= Exercise =
Pull out every line in the records below that contains the string "Pierce", and copy each one in full.

** begin Data extract **

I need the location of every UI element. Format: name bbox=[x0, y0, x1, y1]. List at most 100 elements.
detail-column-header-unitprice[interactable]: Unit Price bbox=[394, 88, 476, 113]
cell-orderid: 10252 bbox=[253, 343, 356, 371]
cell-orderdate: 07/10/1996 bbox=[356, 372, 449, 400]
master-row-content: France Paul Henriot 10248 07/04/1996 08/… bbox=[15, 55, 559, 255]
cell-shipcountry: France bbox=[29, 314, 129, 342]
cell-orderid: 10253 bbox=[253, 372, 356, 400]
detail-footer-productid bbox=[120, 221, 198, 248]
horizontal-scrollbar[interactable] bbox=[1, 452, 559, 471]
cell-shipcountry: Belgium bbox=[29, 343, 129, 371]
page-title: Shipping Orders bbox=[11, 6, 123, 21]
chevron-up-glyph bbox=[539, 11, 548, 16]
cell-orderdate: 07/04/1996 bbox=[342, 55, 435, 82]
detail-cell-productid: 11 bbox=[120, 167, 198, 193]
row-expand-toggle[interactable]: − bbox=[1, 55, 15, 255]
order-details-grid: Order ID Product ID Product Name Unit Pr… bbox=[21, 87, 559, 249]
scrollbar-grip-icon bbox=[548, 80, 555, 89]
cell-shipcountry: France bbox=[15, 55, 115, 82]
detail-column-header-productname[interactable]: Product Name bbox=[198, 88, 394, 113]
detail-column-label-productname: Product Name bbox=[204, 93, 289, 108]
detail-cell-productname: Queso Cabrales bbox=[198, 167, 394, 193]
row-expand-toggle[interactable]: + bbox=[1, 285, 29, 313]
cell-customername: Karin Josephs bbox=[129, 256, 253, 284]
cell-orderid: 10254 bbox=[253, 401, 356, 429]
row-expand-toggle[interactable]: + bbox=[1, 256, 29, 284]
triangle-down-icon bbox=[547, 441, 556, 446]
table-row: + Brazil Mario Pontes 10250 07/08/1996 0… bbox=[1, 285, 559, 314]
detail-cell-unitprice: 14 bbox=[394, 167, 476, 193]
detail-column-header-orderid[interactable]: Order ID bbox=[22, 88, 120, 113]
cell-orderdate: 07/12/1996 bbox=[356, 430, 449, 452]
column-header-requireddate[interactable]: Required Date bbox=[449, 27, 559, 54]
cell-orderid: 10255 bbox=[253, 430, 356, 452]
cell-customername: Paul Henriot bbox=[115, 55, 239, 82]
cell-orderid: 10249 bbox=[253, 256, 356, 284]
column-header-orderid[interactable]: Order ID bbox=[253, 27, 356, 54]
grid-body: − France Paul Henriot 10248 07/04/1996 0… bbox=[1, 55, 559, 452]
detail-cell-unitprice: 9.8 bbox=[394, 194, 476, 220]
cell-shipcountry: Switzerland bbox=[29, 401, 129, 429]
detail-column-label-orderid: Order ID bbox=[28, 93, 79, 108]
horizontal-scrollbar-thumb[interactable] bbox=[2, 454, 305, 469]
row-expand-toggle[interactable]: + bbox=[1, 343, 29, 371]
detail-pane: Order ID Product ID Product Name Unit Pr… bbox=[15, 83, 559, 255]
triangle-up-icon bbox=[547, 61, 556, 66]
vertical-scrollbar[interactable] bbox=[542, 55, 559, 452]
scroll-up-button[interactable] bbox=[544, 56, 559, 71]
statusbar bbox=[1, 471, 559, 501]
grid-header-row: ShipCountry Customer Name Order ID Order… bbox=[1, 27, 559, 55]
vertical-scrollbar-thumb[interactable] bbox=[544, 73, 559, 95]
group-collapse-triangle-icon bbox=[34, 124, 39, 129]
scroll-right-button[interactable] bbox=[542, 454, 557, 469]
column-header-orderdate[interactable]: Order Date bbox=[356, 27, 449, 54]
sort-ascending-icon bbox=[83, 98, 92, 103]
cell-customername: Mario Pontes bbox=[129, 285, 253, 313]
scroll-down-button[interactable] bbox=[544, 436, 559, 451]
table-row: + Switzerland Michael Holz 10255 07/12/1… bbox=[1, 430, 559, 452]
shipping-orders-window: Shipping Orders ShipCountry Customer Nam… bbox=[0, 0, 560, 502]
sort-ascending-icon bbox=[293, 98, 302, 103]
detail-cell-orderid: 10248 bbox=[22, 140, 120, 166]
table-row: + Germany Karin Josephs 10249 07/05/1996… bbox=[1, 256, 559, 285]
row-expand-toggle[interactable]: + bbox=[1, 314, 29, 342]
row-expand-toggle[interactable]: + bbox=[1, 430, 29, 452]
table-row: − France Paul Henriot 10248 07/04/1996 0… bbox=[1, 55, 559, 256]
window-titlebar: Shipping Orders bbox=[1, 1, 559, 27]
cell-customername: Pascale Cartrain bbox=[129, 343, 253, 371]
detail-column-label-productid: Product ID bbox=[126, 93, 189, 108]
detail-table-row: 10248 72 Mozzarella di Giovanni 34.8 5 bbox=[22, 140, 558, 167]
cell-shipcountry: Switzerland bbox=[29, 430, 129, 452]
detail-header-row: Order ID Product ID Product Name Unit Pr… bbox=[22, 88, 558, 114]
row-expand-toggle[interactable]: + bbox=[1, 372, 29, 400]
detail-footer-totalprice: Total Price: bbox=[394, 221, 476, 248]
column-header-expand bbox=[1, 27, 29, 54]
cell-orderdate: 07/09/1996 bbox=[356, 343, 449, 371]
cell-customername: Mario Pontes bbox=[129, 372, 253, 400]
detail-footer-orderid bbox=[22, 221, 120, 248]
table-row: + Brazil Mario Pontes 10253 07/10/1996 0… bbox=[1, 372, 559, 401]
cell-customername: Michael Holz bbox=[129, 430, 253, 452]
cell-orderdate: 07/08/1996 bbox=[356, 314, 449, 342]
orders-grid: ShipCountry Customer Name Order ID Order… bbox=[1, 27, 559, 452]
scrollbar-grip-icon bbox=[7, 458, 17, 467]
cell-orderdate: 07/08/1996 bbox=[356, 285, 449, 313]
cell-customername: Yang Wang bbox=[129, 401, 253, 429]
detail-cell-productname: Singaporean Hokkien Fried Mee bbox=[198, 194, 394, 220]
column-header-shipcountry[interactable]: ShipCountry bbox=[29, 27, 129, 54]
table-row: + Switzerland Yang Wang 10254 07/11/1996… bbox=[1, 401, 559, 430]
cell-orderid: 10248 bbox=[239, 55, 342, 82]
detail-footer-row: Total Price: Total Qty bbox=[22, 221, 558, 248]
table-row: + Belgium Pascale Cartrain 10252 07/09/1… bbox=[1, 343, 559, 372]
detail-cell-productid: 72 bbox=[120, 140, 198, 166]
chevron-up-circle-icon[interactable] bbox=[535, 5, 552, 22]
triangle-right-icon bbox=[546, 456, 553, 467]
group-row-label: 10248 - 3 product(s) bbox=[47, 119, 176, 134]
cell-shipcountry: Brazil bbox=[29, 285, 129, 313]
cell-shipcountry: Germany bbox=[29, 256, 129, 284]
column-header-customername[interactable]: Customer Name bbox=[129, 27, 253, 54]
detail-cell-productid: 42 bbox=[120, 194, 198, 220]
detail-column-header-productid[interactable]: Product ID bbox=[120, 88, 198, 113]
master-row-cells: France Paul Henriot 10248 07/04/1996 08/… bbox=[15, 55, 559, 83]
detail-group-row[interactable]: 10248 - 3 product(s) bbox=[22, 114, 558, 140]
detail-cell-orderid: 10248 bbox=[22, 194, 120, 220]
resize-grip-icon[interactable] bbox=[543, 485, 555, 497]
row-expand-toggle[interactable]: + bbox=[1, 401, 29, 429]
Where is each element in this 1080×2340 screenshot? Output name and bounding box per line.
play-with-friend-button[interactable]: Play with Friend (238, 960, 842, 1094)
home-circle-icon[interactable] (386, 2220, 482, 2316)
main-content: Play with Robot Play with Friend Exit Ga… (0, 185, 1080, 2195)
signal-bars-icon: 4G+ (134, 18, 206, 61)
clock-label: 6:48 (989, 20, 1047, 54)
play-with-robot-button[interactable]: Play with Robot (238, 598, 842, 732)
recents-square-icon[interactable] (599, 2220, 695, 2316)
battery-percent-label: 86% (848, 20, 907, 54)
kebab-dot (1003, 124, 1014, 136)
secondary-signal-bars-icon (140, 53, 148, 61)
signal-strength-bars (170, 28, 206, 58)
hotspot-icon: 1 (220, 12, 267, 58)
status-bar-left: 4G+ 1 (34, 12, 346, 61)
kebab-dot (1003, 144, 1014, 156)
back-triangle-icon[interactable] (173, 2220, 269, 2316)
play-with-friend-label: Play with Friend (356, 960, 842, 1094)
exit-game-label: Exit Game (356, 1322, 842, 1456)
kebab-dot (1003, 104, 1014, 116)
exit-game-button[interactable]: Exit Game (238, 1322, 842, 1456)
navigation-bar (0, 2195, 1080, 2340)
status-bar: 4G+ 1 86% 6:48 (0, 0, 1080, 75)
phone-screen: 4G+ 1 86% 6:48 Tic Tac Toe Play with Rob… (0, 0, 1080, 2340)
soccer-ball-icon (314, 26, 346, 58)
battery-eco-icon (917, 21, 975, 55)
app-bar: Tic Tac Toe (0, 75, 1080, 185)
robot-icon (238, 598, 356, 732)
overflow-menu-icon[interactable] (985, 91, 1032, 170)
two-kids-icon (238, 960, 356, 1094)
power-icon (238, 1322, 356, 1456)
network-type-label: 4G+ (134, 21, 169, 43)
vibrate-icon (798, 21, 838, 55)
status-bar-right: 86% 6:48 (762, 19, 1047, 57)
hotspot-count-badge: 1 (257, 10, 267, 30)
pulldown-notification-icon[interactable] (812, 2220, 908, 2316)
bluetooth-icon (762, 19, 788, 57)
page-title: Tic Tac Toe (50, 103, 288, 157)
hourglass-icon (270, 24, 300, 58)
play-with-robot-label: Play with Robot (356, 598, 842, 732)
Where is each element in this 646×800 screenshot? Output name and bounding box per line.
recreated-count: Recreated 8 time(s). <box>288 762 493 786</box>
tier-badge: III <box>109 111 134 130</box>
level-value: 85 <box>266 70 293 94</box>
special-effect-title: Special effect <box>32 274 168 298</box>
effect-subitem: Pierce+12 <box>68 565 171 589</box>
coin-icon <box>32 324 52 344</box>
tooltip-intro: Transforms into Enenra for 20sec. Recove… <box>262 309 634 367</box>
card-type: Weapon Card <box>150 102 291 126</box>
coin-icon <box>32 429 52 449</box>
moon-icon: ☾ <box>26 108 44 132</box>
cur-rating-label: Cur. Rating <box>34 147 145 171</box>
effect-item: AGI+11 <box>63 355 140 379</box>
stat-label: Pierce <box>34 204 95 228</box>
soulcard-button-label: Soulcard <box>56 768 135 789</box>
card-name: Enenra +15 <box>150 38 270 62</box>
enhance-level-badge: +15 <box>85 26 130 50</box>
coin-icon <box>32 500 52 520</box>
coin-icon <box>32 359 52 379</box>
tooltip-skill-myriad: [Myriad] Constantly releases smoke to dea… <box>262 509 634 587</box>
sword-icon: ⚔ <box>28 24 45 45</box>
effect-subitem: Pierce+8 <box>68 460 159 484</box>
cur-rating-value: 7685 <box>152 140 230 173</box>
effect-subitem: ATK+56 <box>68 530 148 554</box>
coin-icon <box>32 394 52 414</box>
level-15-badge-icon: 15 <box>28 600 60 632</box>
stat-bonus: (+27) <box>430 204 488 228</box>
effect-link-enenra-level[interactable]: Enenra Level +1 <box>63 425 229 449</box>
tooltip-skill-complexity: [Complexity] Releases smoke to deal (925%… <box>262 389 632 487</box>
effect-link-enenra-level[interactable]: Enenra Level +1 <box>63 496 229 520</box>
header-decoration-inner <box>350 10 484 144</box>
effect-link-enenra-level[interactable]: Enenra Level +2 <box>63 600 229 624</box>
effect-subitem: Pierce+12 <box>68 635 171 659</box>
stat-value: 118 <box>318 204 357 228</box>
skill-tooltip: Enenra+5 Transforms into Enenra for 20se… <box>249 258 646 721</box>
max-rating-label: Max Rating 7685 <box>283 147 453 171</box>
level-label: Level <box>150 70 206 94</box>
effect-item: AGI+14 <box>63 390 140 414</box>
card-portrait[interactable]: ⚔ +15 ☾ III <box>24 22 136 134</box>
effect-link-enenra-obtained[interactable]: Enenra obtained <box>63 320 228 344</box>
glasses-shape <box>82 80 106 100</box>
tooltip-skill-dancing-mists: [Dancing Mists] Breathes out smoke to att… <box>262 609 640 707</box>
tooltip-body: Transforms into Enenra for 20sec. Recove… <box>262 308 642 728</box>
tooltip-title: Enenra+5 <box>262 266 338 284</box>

** end Data extract **

= Result for this task =
effect-subitem: Pierce+12 <box>68 565 171 589</box>
stat-label: Pierce <box>34 204 95 228</box>
effect-subitem: Pierce+8 <box>68 460 159 484</box>
effect-subitem: Pierce+12 <box>68 635 171 659</box>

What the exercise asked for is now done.